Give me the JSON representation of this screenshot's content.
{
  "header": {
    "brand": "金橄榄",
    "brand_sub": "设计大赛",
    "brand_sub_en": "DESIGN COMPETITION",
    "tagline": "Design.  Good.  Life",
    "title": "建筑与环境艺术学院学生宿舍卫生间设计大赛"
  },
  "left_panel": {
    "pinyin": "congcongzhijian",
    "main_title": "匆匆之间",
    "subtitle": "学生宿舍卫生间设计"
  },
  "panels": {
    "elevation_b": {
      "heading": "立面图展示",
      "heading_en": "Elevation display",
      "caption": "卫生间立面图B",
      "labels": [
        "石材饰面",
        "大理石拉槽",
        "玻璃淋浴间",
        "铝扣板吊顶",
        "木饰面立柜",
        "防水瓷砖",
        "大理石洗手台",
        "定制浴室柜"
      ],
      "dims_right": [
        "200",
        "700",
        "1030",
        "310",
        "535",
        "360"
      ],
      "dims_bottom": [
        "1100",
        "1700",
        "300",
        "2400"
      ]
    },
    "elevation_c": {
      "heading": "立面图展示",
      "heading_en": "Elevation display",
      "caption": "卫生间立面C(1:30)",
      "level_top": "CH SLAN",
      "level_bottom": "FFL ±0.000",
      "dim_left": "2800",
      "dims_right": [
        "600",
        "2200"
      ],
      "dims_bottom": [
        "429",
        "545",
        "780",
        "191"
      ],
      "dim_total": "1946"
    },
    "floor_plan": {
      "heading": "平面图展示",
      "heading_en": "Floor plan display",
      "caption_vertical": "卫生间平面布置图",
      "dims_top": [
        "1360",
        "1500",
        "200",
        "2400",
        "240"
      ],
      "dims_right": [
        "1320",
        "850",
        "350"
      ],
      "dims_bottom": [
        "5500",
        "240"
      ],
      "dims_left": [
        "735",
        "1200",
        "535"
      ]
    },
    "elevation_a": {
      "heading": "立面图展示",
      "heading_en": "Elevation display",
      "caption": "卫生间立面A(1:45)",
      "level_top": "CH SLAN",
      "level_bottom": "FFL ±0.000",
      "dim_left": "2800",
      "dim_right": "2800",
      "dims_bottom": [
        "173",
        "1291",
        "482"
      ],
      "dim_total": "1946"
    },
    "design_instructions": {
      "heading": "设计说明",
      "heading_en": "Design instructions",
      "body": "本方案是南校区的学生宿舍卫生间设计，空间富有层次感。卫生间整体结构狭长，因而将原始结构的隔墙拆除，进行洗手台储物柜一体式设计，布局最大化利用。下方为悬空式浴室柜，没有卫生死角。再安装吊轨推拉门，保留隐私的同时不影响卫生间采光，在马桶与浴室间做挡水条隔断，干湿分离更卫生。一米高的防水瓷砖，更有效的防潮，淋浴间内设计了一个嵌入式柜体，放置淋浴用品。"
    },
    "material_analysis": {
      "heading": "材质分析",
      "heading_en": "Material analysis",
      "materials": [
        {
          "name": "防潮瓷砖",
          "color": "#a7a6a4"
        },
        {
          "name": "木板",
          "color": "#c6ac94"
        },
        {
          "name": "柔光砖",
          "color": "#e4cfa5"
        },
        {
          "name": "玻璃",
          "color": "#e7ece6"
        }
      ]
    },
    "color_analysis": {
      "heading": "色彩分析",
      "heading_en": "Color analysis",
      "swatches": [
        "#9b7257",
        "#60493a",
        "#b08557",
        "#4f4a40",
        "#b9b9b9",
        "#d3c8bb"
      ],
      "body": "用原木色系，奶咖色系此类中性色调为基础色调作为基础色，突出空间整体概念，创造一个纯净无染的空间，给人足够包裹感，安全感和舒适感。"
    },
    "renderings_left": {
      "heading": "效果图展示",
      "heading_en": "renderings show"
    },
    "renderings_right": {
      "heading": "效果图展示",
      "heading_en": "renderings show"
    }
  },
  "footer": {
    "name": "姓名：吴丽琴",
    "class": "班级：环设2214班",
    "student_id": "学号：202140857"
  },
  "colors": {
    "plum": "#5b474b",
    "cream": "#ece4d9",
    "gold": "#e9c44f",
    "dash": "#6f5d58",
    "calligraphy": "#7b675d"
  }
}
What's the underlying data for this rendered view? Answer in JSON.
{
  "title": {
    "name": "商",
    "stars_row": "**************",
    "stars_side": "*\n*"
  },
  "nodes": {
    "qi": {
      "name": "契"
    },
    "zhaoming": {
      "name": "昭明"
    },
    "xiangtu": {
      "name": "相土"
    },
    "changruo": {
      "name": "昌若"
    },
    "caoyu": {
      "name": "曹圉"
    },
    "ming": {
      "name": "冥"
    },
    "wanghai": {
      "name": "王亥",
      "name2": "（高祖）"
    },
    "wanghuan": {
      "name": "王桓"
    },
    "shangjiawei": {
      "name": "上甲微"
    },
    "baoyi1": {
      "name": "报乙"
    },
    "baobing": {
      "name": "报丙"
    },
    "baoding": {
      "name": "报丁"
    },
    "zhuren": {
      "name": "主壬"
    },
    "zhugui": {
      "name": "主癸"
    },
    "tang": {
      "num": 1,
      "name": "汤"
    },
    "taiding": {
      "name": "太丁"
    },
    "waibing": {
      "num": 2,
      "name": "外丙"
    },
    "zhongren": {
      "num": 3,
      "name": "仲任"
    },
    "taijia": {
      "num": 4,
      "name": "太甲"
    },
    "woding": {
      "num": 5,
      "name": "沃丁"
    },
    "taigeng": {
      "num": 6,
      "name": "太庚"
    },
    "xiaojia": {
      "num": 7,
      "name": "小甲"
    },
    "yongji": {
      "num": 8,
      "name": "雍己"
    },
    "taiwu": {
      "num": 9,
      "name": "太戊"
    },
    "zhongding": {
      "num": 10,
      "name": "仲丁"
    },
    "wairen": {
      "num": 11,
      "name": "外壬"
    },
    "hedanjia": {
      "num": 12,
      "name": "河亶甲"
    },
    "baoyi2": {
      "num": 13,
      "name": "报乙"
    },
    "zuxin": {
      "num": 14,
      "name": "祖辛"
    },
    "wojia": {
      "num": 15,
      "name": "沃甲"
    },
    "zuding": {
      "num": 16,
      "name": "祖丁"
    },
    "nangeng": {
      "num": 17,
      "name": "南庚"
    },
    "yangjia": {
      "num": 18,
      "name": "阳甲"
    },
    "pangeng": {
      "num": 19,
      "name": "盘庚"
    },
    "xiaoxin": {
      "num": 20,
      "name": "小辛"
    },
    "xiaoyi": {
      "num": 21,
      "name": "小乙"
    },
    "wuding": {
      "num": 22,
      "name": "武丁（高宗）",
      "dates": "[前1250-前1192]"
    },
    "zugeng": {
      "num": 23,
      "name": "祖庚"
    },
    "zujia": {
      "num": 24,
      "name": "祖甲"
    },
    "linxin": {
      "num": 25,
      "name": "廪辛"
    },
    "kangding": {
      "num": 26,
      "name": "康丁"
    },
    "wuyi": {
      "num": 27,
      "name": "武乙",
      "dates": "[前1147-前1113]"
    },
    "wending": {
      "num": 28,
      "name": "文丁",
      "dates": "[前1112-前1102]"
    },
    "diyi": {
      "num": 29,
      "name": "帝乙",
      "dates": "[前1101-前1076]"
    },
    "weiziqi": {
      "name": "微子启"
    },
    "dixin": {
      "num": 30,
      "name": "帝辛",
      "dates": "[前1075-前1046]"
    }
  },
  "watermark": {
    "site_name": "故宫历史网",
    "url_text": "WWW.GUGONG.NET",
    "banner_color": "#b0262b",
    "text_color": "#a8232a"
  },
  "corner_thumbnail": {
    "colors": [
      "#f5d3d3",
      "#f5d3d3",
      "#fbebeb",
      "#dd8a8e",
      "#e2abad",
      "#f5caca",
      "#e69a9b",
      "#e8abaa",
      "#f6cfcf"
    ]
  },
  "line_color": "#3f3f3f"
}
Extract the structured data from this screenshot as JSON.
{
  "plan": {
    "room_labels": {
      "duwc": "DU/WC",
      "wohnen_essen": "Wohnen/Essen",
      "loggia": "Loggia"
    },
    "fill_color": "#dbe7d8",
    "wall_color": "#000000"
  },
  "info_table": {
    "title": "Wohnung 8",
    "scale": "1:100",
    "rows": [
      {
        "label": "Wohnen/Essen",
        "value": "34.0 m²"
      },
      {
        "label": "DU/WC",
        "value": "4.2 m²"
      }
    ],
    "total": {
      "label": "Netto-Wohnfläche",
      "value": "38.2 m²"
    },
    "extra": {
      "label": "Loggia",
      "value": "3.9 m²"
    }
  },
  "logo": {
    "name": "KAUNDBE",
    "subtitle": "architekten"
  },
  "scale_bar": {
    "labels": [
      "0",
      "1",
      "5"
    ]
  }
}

■ **REQUEST**
Look through the material above. Copy each line where the word "body" appears.

■ **ANSWER TO THIS EXERCISE**
      "body": "本方案是南校区的学生宿舍卫生间设计，空间富有层次感。卫生间整体结构狭长，因而将原始结构的隔墙拆除，进行洗手台储物柜一体式设计，布局最大化利用。下方为悬空式浴室柜，没有卫生死角。再安装吊轨推拉门，保留隐私的同时不影响卫生间采光，在马桶与浴室间做挡水条隔断，干湿分离更卫生。一米高的防水瓷砖，更有效的防潮，淋浴间内设计了一个嵌入式柜体，放置淋浴用品。"
      "body": "用原木色系，奶咖色系此类中性色调为基础色调作为基础色，突出空间整体概念，创造一个纯净无染的空间，给人足够包裹感，安全感和舒适感。"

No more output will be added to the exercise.